Brief ▸ Your task is to copy every record exactly.

Extracted records:
<<<<
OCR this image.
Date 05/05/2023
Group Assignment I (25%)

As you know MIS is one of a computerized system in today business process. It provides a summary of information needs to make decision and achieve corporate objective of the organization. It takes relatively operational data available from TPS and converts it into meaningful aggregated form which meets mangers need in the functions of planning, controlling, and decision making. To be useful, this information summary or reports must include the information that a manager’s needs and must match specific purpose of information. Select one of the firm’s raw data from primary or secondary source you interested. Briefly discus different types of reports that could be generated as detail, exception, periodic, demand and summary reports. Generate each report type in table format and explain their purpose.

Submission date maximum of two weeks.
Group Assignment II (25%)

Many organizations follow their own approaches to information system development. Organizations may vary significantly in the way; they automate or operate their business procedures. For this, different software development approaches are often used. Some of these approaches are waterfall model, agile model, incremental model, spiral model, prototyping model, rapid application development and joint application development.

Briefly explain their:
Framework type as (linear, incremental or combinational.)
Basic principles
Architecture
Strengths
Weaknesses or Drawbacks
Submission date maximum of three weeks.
>>>>
Written response ▸
OCR this image.
Date 05/05/2023
Group Assignment I (25%)

As you know MIS is one of a computerized system in today business process. It provides a summary of information needs to make decision and achieve corporate objective of the organization. It takes relatively operational data available from TPS and converts it into meaningful aggregated form which meets mangers need in the functions of planning, controlling, and decision making. To be useful, this information summary or reports must include the information that a manager’s needs and must match specific purpose of information. Select one of the firm’s raw data from primary or secondary source you interested. Briefly discus different types of reports that could be generated as detail, exception, periodic, demand and summary reports. Generate each report type in table format and explain their purpose.

Submission date maximum of two weeks.
Group Assignment II (25%)

Many organizations follow their own approaches to information system development. Organizations may vary significantly in the way; they automate or operate their business procedures. For this, different software development approaches are often used. Some of these approaches are waterfall model, agile model, incremental model, spiral model, prototyping model, rapid application development and joint application development.

Briefly explain their:
Framework type as (linear, incremental or combinational.)
Basic principles
Architecture
Strengths
Weaknesses or Drawbacks
Submission date maximum of three weeks.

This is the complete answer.